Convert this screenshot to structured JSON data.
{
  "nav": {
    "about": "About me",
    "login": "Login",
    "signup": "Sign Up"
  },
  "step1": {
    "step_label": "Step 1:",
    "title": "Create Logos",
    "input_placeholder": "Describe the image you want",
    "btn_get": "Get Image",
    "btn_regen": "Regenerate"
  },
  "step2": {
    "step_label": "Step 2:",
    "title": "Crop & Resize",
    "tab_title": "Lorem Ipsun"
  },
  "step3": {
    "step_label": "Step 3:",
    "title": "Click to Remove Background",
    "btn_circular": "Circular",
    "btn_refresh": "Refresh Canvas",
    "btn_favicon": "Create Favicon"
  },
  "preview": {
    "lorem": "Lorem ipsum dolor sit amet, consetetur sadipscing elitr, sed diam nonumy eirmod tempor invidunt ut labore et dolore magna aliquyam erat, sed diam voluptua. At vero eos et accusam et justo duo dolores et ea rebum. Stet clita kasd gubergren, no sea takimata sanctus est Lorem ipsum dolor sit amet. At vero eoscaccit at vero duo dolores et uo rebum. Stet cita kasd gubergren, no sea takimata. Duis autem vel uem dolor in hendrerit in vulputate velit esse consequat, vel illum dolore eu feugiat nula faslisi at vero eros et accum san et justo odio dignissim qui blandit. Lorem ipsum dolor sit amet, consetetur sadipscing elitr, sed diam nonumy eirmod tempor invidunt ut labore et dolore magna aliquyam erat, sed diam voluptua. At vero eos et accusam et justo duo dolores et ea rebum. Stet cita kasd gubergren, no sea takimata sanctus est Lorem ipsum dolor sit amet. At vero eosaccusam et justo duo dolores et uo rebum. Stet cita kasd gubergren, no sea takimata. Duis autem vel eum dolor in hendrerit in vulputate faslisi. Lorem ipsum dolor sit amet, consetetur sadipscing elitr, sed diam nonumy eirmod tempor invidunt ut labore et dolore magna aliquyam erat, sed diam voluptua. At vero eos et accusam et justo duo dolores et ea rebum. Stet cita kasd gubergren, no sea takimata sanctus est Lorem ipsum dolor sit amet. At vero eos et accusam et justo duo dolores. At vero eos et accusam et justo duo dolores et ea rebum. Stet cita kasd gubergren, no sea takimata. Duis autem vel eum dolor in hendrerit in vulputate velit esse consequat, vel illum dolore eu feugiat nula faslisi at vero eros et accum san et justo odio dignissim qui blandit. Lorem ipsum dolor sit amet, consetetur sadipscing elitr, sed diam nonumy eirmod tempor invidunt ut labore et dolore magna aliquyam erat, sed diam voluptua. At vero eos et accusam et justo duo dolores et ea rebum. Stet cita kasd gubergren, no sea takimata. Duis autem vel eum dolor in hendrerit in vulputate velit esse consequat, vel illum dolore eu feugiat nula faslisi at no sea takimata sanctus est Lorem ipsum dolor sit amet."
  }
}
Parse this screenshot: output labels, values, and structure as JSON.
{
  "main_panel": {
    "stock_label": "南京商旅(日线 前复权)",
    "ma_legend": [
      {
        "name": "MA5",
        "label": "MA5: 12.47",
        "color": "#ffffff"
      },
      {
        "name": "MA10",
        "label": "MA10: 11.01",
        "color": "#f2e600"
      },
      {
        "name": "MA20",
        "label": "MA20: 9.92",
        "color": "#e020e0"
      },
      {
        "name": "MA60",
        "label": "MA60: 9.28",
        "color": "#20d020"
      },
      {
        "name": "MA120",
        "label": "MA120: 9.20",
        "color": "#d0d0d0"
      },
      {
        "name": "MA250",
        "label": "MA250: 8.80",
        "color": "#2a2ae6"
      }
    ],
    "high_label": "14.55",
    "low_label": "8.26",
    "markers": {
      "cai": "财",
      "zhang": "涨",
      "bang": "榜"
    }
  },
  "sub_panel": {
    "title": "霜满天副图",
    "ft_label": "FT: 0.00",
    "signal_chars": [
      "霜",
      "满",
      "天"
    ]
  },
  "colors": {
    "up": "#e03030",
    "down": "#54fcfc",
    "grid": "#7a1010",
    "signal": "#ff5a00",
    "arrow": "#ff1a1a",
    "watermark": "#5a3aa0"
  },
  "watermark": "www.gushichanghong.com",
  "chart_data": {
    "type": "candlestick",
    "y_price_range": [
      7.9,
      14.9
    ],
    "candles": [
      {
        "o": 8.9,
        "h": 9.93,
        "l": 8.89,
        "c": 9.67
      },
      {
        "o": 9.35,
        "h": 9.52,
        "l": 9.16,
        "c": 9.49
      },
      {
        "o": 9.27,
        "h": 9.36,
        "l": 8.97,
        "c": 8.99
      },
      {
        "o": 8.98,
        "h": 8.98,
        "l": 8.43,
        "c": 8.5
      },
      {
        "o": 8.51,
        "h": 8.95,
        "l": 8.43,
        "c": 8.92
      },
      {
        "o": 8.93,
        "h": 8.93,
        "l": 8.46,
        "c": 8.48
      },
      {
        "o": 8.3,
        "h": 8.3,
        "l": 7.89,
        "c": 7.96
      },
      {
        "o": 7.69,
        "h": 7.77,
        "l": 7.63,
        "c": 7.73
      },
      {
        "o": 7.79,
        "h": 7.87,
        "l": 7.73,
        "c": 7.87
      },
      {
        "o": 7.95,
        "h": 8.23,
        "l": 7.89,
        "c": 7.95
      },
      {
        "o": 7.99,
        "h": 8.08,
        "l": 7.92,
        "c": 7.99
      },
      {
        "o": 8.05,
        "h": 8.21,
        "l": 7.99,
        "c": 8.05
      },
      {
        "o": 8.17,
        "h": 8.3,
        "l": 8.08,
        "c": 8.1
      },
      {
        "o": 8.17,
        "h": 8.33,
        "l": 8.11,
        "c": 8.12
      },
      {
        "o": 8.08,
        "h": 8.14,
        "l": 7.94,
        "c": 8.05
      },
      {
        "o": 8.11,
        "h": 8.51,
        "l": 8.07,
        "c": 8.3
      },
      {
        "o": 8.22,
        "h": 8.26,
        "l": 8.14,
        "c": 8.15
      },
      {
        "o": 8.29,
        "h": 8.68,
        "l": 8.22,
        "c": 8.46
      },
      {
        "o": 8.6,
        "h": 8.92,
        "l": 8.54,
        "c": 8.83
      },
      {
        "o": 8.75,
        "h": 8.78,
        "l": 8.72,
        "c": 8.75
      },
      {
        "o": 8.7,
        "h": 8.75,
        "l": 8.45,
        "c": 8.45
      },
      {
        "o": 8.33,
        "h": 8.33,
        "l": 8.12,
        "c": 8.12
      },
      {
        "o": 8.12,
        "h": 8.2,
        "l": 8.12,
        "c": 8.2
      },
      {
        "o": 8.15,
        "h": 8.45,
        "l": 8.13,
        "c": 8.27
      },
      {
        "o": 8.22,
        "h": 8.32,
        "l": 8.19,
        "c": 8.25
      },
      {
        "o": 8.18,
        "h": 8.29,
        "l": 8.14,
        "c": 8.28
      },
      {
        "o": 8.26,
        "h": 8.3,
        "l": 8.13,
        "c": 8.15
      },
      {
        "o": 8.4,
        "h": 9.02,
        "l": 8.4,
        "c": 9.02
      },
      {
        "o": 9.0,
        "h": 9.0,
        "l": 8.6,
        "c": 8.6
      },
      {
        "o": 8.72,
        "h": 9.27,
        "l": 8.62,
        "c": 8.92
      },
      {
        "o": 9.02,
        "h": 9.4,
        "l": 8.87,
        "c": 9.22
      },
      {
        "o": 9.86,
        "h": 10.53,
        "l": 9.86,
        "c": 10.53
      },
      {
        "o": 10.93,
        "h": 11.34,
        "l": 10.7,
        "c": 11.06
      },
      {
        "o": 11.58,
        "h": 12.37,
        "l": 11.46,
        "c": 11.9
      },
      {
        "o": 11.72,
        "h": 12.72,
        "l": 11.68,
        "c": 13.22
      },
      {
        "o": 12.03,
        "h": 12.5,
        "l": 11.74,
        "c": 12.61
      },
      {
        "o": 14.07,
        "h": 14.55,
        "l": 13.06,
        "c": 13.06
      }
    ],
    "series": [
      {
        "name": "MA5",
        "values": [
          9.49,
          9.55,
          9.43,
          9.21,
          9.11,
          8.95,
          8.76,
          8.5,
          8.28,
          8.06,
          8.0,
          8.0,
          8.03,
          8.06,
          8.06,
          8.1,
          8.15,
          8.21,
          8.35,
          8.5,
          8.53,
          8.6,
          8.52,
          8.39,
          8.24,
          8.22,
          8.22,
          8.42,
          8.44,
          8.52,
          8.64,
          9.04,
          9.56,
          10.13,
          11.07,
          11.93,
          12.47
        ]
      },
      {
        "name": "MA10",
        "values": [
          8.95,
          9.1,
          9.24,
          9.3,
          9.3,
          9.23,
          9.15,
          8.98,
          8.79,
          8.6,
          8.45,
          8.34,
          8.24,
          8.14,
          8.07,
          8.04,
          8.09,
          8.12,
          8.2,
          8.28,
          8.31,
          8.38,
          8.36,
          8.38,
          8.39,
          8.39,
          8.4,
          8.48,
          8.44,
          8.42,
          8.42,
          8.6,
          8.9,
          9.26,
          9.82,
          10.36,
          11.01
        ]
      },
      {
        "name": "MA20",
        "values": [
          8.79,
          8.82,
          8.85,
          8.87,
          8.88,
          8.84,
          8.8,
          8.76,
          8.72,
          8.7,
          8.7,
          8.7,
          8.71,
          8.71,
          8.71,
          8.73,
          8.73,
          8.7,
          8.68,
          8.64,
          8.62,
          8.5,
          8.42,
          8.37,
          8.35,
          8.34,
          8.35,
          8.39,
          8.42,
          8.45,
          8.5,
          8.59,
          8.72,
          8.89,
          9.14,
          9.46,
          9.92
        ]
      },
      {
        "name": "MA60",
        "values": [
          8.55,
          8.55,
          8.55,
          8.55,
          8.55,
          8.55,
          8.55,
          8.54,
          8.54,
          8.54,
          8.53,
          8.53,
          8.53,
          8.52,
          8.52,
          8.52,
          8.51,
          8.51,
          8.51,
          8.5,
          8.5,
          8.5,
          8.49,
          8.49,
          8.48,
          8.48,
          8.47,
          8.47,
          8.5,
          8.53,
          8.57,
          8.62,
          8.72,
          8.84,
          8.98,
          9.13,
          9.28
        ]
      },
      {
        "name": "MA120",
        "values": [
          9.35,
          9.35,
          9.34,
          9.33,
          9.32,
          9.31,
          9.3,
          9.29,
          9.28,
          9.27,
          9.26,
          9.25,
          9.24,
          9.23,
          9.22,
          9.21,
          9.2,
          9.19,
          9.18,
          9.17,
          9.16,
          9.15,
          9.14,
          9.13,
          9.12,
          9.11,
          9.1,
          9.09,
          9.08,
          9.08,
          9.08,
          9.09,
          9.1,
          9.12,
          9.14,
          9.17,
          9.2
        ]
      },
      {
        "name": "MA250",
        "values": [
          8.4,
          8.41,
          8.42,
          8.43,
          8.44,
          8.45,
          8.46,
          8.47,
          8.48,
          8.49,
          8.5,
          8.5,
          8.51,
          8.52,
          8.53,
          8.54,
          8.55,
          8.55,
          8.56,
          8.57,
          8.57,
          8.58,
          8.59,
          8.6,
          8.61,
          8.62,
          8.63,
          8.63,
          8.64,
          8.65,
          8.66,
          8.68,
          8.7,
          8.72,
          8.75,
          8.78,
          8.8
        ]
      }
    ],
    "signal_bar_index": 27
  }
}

┄┄┄┄┄┄

Copy out all lines from the material above that contain the string "JSON".

● **CORRECT OUTPUT**:
Convert this screenshot to structured JSON data.
Parse this screenshot: output labels, values, and structure as JSON.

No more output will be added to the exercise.